__Aim of the exercise__.
Without including any images, repeat the data exactly.
========
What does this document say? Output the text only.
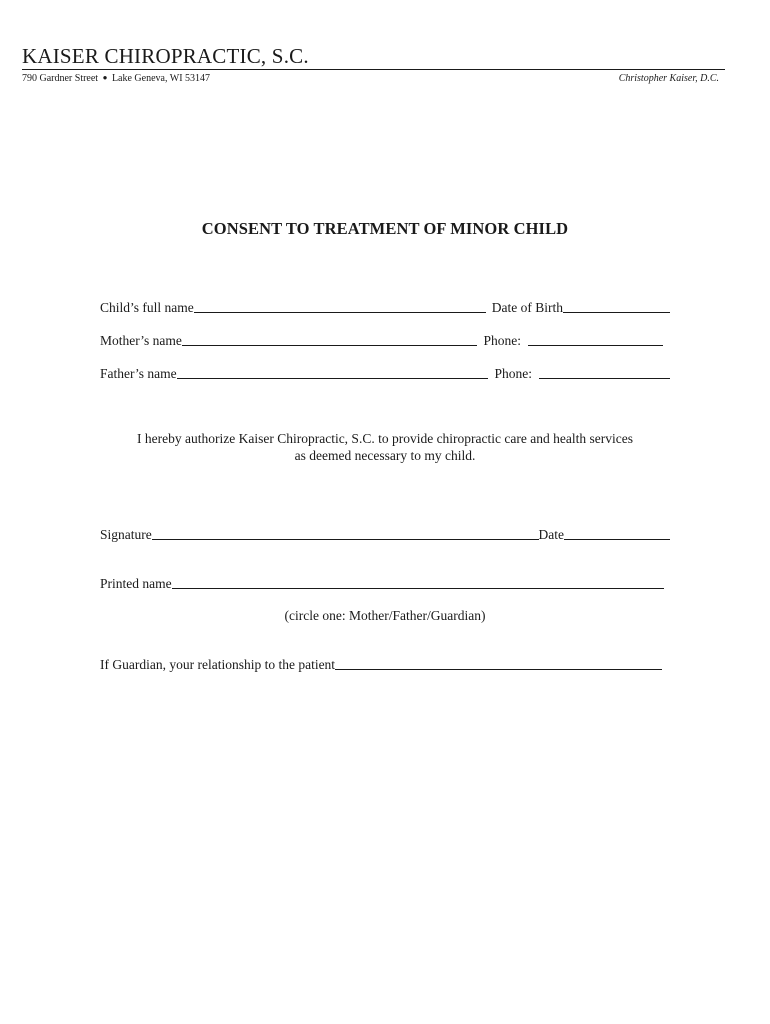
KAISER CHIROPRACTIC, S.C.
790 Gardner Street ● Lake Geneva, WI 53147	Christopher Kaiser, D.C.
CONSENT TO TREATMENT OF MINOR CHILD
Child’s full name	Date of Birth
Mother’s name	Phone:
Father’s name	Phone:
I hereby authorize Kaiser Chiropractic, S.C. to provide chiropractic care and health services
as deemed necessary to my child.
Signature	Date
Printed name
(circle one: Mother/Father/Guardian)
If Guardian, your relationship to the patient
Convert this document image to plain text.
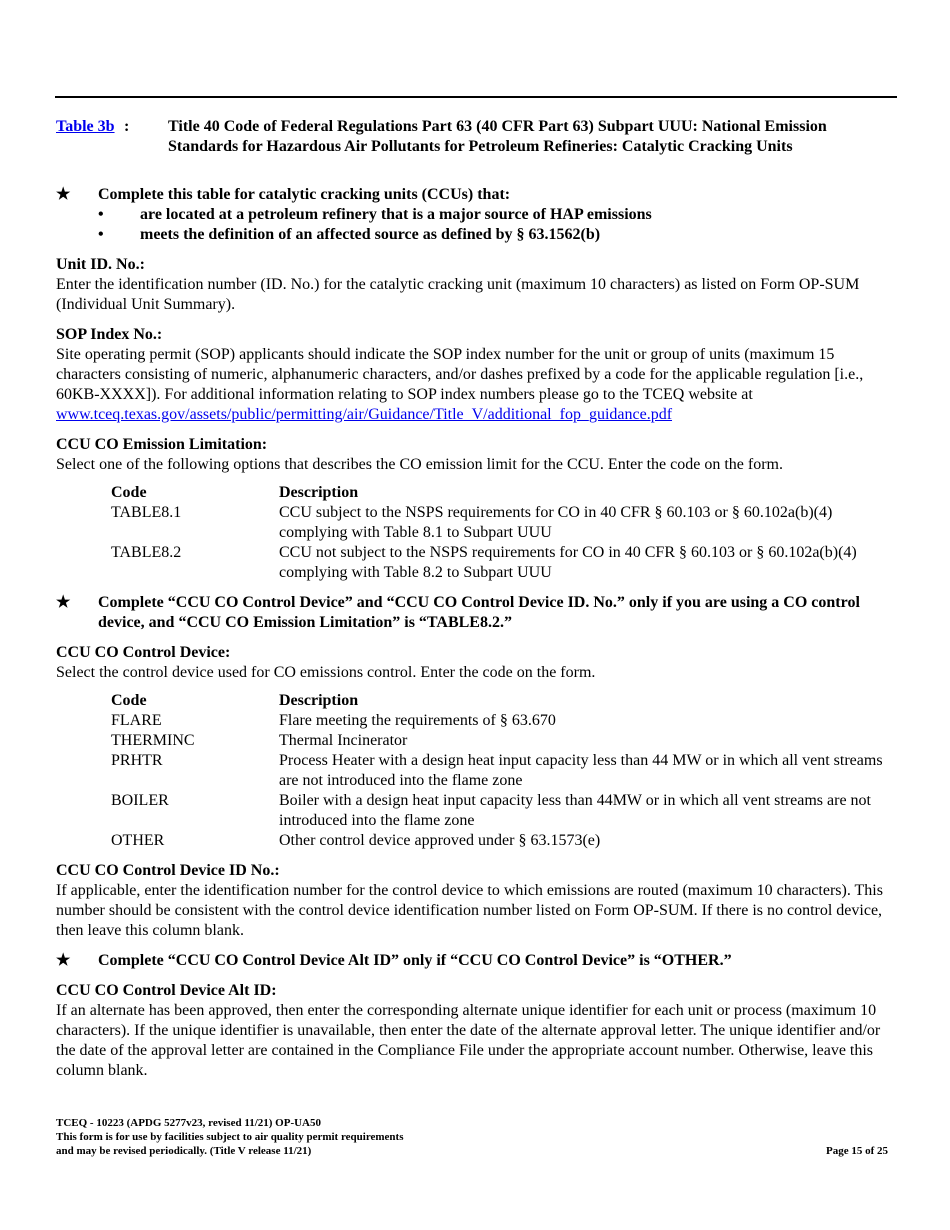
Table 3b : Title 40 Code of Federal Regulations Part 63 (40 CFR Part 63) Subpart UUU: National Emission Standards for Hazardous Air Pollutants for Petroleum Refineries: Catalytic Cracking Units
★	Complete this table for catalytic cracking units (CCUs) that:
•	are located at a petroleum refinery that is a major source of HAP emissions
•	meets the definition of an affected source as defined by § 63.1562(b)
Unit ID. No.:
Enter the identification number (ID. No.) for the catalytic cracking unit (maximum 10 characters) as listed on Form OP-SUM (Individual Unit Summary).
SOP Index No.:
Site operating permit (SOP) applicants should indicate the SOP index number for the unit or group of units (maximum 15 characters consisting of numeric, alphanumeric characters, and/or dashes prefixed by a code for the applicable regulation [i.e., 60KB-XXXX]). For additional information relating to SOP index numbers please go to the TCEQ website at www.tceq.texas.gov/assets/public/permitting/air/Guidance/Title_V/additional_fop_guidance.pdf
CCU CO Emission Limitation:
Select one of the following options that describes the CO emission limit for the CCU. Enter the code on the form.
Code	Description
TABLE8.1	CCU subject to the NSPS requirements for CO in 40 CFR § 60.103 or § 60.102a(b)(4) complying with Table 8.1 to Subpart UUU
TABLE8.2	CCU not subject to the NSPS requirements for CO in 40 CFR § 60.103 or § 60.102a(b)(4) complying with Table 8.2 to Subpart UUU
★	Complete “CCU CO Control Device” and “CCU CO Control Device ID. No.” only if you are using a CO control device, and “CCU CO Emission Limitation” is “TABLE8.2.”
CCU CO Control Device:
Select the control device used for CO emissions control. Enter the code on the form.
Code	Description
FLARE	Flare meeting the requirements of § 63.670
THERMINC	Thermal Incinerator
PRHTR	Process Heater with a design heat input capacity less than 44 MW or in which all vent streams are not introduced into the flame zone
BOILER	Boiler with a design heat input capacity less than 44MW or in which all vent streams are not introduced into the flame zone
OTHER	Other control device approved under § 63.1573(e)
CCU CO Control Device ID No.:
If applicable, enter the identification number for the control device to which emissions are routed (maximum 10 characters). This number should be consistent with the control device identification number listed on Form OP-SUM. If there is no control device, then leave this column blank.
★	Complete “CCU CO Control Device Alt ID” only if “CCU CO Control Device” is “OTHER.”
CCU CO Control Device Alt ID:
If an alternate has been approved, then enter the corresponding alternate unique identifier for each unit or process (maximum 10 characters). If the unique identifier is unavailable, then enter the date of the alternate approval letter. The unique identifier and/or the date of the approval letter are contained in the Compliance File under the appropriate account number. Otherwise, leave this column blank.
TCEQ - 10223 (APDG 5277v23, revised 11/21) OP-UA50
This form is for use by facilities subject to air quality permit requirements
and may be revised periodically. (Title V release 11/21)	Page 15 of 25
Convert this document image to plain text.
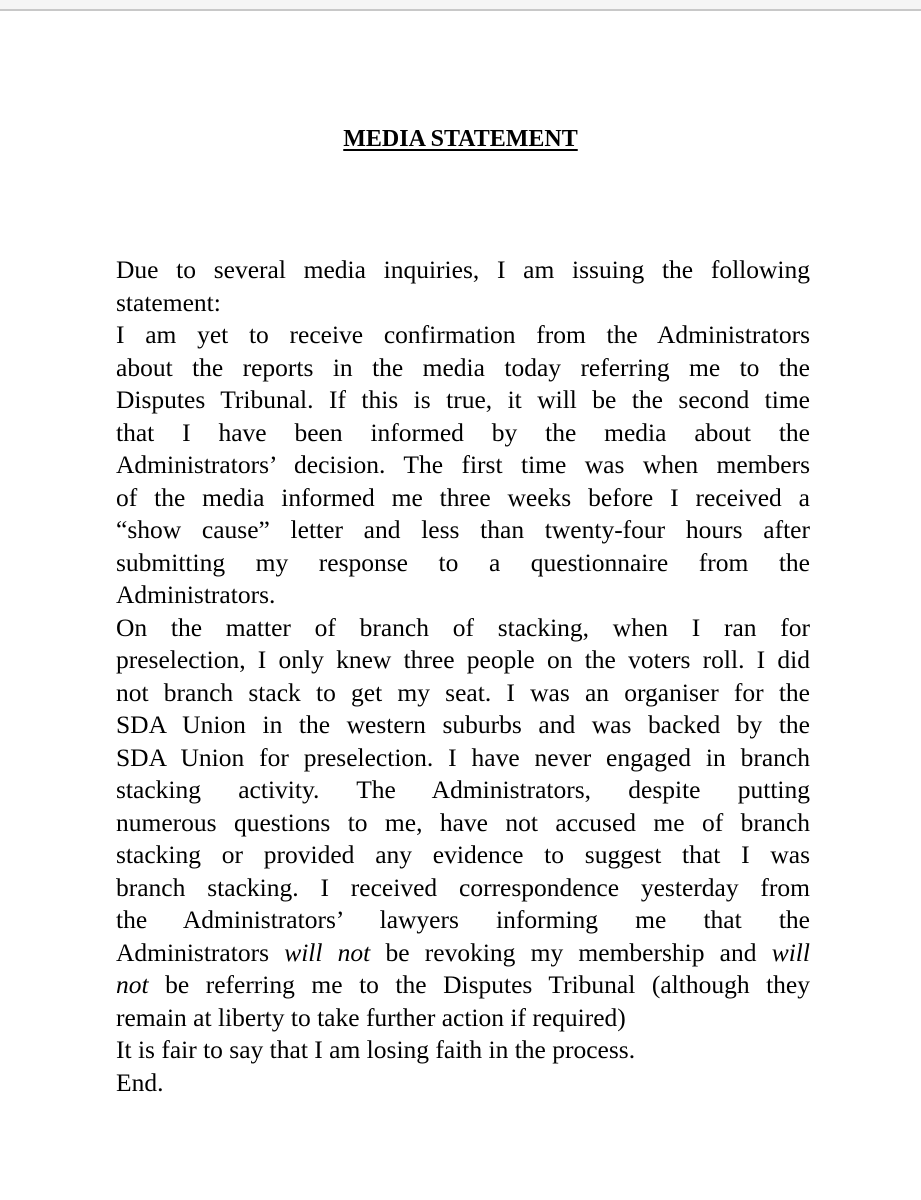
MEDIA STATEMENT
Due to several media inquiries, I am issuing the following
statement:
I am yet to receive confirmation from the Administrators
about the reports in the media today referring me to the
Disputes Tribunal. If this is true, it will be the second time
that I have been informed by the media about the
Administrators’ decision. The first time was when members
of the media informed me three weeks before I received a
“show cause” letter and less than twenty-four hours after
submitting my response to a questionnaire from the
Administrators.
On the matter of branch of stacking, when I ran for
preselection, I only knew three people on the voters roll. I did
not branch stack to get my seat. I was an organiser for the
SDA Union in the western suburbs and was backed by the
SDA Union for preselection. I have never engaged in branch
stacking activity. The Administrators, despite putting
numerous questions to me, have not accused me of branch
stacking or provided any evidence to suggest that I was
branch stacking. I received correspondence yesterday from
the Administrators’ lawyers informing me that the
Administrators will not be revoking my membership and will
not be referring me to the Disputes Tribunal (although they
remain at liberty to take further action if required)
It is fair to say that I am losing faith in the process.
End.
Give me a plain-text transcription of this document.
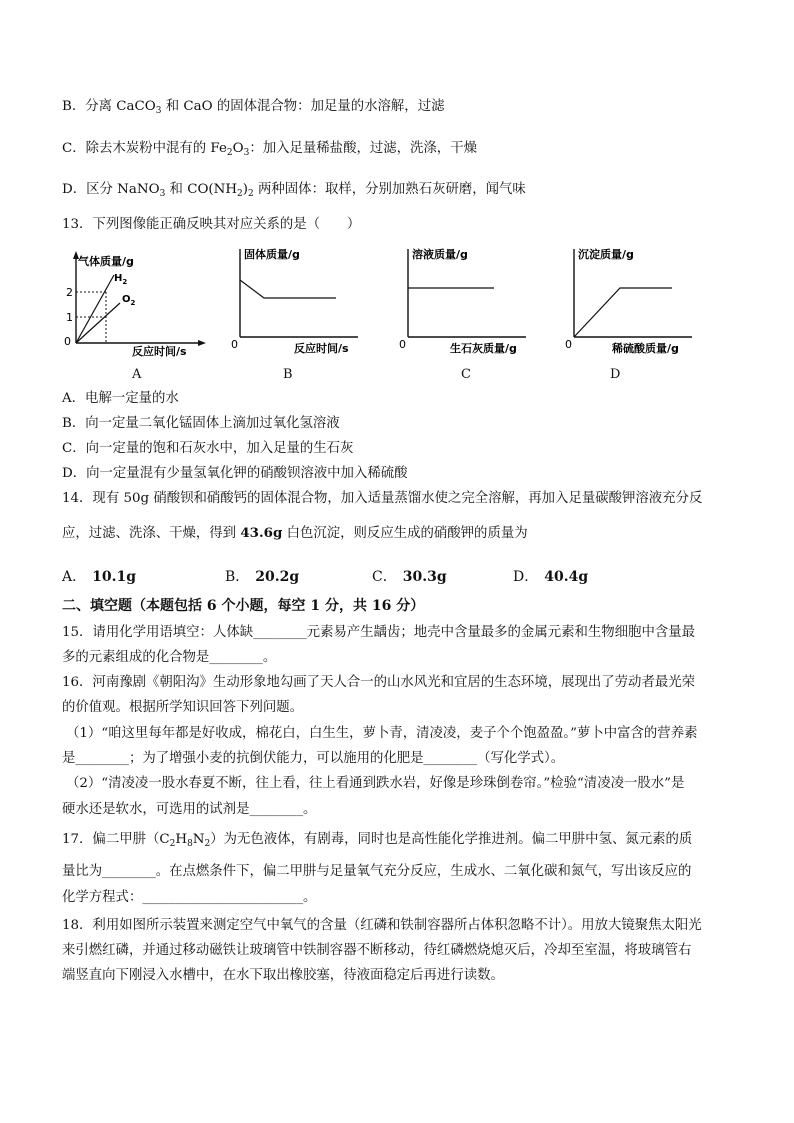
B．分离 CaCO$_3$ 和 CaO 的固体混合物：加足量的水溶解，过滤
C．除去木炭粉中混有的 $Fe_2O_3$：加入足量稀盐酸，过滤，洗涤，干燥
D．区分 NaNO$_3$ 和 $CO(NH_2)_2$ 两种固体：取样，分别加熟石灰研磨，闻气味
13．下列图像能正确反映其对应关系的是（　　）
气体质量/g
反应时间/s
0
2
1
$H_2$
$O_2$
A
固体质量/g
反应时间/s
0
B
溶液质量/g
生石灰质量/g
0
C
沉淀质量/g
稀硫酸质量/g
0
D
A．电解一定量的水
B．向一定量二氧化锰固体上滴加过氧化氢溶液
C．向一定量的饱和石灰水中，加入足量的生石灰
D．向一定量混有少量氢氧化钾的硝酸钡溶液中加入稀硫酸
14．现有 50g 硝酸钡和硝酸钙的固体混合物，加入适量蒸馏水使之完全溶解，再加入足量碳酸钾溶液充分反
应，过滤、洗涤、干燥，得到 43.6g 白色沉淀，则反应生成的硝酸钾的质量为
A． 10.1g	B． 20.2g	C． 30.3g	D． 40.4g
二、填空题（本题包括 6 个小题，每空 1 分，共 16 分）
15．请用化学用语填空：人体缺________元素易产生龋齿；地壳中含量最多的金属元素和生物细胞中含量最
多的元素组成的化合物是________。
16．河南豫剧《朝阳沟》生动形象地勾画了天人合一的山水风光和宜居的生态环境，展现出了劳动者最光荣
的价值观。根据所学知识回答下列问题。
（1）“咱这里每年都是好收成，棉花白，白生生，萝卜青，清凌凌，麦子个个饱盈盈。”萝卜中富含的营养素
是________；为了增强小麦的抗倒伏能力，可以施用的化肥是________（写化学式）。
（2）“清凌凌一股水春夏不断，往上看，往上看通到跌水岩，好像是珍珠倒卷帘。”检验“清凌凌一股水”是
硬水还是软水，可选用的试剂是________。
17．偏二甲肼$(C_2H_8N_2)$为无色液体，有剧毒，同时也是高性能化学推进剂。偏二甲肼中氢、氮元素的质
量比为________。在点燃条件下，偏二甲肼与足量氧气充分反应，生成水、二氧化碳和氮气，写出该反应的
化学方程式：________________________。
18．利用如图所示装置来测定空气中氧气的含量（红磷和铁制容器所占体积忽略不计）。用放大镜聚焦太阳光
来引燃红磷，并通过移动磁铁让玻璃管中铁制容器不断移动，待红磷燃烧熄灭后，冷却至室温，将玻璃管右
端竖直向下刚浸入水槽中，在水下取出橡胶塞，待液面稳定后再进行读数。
========
__Result of this exercise__.
What does this document say? Output the text only.
KAISER CHIROPRACTIC, S.C.
790 Gardner Street ● Lake Geneva, WI 53147	Christopher Kaiser, D.C.
CONSENT TO TREATMENT OF MINOR CHILD
Child’s full name	Date of Birth
Mother’s name	Phone:
Father’s name	Phone:
I hereby authorize Kaiser Chiropractic, S.C. to provide chiropractic care and health services
as deemed necessary to my child.
Signature	Date
Printed name
(circle one: Mother/Father/Guardian)
If Guardian, your relationship to the patient
Convert this document image to plain text.
Table 3b : Title 40 Code of Federal Regulations Part 63 (40 CFR Part 63) Subpart UUU: National Emission Standards for Hazardous Air Pollutants for Petroleum Refineries: Catalytic Cracking Units
★	Complete this table for catalytic cracking units (CCUs) that:
•	are located at a petroleum refinery that is a major source of HAP emissions
•	meets the definition of an affected source as defined by § 63.1562(b)
Unit ID. No.:
Enter the identification number (ID. No.) for the catalytic cracking unit (maximum 10 characters) as listed on Form OP-SUM (Individual Unit Summary).
SOP Index No.:
Site operating permit (SOP) applicants should indicate the SOP index number for the unit or group of units (maximum 15 characters consisting of numeric, alphanumeric characters, and/or dashes prefixed by a code for the applicable regulation [i.e., 60KB-XXXX]). For additional information relating to SOP index numbers please go to the TCEQ website at www.tceq.texas.gov/assets/public/permitting/air/Guidance/Title_V/additional_fop_guidance.pdf
CCU CO Emission Limitation:
Select one of the following options that describes the CO emission limit for the CCU. Enter the code on the form.
Code	Description
TABLE8.1	CCU subject to the NSPS requirements for CO in 40 CFR § 60.103 or § 60.102a(b)(4) complying with Table 8.1 to Subpart UUU
TABLE8.2	CCU not subject to the NSPS requirements for CO in 40 CFR § 60.103 or § 60.102a(b)(4) complying with Table 8.2 to Subpart UUU
★	Complete “CCU CO Control Device” and “CCU CO Control Device ID. No.” only if you are using a CO control device, and “CCU CO Emission Limitation” is “TABLE8.2.”
CCU CO Control Device:
Select the control device used for CO emissions control. Enter the code on the form.
Code	Description
FLARE	Flare meeting the requirements of § 63.670
THERMINC	Thermal Incinerator
PRHTR	Process Heater with a design heat input capacity less than 44 MW or in which all vent streams are not introduced into the flame zone
BOILER	Boiler with a design heat input capacity less than 44MW or in which all vent streams are not introduced into the flame zone
OTHER	Other control device approved under § 63.1573(e)
CCU CO Control Device ID No.:
If applicable, enter the identification number for the control device to which emissions are routed (maximum 10 characters). This number should be consistent with the control device identification number listed on Form OP-SUM. If there is no control device, then leave this column blank.
★	Complete “CCU CO Control Device Alt ID” only if “CCU CO Control Device” is “OTHER.”
CCU CO Control Device Alt ID:
If an alternate has been approved, then enter the corresponding alternate unique identifier for each unit or process (maximum 10 characters). If the unique identifier is unavailable, then enter the date of the alternate approval letter. The unique identifier and/or the date of the approval letter are contained in the Compliance File under the appropriate account number. Otherwise, leave this column blank.
TCEQ - 10223 (APDG 5277v23, revised 11/21) OP-UA50
This form is for use by facilities subject to air quality permit requirements
and may be revised periodically. (Title V release 11/21)	Page 15 of 25
Convert this document image to plain text.
MEDIA STATEMENT
Due to several media inquiries, I am issuing the following
statement:
I am yet to receive confirmation from the Administrators
about the reports in the media today referring me to the
Disputes Tribunal. If this is true, it will be the second time
that I have been informed by the media about the
Administrators’ decision. The first time was when members
of the media informed me three weeks before I received a
“show cause” letter and less than twenty-four hours after
submitting my response to a questionnaire from the
Administrators.
On the matter of branch of stacking, when I ran for
preselection, I only knew three people on the voters roll. I did
not branch stack to get my seat. I was an organiser for the
SDA Union in the western suburbs and was backed by the
SDA Union for preselection. I have never engaged in branch
stacking activity. The Administrators, despite putting
numerous questions to me, have not accused me of branch
stacking or provided any evidence to suggest that I was
branch stacking. I received correspondence yesterday from
the Administrators’ lawyers informing me that the
Administrators will not be revoking my membership and will
not be referring me to the Disputes Tribunal (although they
remain at liberty to take further action if required)
It is fair to say that I am losing faith in the process.
End.
Give me a plain-text transcription of this document.
B．分离 CaCO$_3$ 和 CaO 的固体混合物：加足量的水溶解，过滤
C．除去木炭粉中混有的 $Fe_2O_3$：加入足量稀盐酸，过滤，洗涤，干燥
D．区分 NaNO$_3$ 和 $CO(NH_2)_2$ 两种固体：取样，分别加熟石灰研磨，闻气味
13．下列图像能正确反映其对应关系的是（　　）
气体质量/g
反应时间/s
0
2
1
$H_2$
$O_2$
A
固体质量/g
反应时间/s
0
B
溶液质量/g
生石灰质量/g
0
C
沉淀质量/g
稀硫酸质量/g
0
D
A．电解一定量的水
B．向一定量二氧化锰固体上滴加过氧化氢溶液
C．向一定量的饱和石灰水中，加入足量的生石灰
D．向一定量混有少量氢氧化钾的硝酸钡溶液中加入稀硫酸
14．现有 50g 硝酸钡和硝酸钙的固体混合物，加入适量蒸馏水使之完全溶解，再加入足量碳酸钾溶液充分反
应，过滤、洗涤、干燥，得到 43.6g 白色沉淀，则反应生成的硝酸钾的质量为
A． 10.1g	B． 20.2g	C． 30.3g	D． 40.4g
二、填空题（本题包括 6 个小题，每空 1 分，共 16 分）
15．请用化学用语填空：人体缺________元素易产生龋齿；地壳中含量最多的金属元素和生物细胞中含量最
多的元素组成的化合物是________。
16．河南豫剧《朝阳沟》生动形象地勾画了天人合一的山水风光和宜居的生态环境，展现出了劳动者最光荣
的价值观。根据所学知识回答下列问题。
（1）“咱这里每年都是好收成，棉花白，白生生，萝卜青，清凌凌，麦子个个饱盈盈。”萝卜中富含的营养素
是________；为了增强小麦的抗倒伏能力，可以施用的化肥是________（写化学式）。
（2）“清凌凌一股水春夏不断，往上看，往上看通到跌水岩，好像是珍珠倒卷帘。”检验“清凌凌一股水”是
硬水还是软水，可选用的试剂是________。
17．偏二甲肼$(C_2H_8N_2)$为无色液体，有剧毒，同时也是高性能化学推进剂。偏二甲肼中氢、氮元素的质
量比为________。在点燃条件下，偏二甲肼与足量氧气充分反应，生成水、二氧化碳和氮气，写出该反应的
化学方程式：________________________。
18．利用如图所示装置来测定空气中氧气的含量（红磷和铁制容器所占体积忽略不计）。用放大镜聚焦太阳光
来引燃红磷，并通过移动磁铁让玻璃管中铁制容器不断移动，待红磷燃烧熄灭后，冷却至室温，将玻璃管右
端竖直向下刚浸入水槽中，在水下取出橡胶塞，待液面稳定后再进行读数。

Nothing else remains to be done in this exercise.